YOUR OBJECTIVE: Find all lines in the listing that include the word "ylabel", then copy them.

RECORDS FOR PROCESSING:
┄┄┄┄┄┄┄┄┄┄┄┄┄┄┄┄┄┄┄┄
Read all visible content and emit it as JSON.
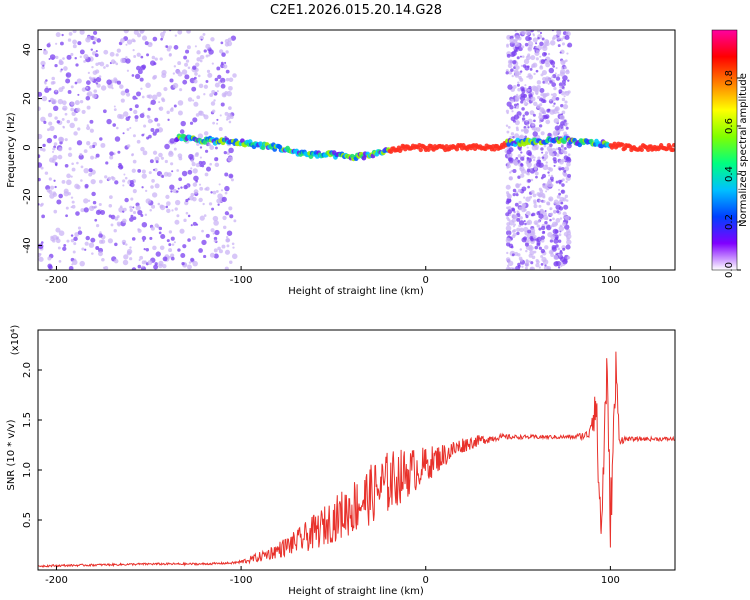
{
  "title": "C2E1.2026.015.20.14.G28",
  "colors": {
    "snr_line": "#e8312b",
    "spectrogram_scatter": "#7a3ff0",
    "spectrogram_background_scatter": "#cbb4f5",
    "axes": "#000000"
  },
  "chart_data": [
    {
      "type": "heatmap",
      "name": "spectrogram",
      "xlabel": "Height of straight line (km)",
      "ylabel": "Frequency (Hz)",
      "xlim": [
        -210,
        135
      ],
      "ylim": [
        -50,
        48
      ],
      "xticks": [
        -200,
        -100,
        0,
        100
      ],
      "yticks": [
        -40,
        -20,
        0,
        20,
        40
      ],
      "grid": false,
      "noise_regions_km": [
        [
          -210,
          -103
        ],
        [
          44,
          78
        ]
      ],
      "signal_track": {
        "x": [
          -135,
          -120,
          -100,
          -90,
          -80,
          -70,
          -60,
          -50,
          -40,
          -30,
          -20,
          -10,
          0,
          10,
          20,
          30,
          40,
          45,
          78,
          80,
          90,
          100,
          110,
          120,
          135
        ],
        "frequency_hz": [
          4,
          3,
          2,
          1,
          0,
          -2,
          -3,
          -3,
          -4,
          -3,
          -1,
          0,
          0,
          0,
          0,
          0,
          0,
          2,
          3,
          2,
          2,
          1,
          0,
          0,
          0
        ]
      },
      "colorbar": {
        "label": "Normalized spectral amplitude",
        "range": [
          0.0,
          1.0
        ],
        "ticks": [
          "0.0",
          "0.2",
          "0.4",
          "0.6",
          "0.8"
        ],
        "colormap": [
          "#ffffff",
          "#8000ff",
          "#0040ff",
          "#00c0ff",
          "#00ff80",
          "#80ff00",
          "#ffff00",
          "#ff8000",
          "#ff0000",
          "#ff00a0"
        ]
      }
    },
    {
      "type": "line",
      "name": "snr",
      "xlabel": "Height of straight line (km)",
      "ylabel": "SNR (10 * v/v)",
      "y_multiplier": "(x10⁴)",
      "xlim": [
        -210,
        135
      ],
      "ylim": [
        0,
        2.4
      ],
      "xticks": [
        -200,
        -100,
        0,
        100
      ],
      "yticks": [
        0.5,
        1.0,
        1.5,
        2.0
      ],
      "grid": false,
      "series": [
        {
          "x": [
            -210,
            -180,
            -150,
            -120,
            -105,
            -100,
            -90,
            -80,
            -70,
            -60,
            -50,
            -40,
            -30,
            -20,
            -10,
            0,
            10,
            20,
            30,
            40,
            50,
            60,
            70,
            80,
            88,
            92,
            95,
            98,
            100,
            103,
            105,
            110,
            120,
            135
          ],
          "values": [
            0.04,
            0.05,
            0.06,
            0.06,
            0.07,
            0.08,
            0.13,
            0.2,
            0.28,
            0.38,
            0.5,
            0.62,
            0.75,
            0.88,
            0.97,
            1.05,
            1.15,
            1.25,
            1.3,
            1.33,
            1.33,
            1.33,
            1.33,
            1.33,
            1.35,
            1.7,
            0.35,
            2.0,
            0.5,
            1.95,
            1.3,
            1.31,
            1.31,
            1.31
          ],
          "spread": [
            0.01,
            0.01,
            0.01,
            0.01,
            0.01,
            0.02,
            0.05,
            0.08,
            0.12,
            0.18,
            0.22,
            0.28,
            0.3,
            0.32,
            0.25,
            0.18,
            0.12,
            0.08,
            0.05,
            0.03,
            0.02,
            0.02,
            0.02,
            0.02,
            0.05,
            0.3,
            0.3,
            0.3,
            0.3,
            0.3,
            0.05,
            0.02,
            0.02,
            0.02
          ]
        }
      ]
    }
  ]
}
┄┄┄┄┄┄┄┄┄┄┄┄┄┄┄┄┄┄┄┄
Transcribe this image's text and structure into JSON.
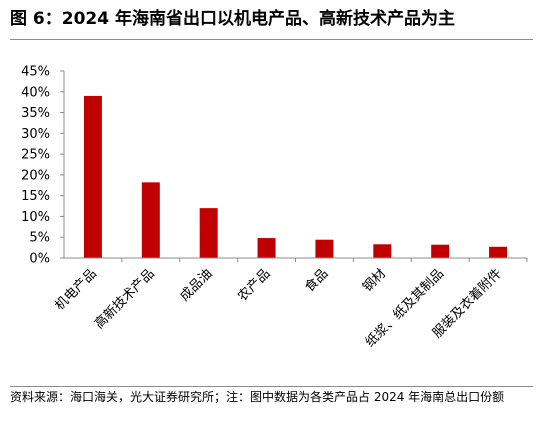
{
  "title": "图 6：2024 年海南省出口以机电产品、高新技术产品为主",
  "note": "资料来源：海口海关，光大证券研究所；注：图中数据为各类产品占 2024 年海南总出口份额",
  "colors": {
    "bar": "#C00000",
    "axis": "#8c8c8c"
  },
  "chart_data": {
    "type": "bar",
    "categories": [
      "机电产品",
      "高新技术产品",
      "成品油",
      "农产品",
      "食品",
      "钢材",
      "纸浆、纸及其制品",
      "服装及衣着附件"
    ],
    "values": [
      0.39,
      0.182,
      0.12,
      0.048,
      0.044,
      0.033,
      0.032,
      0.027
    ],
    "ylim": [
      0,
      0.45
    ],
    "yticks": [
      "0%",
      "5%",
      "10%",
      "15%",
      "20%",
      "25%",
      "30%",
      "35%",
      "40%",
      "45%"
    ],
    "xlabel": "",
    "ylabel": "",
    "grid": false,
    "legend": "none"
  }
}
┄┄┄┄┄┄┄┄┄┄┄┄┄┄┄┄┄┄┄┄
ANSWER TO THE EXERCISE:
      "ylabel": "Frequency (Hz)",
      "ylabel": "SNR (10 * v/v)",
    "ylabel": "",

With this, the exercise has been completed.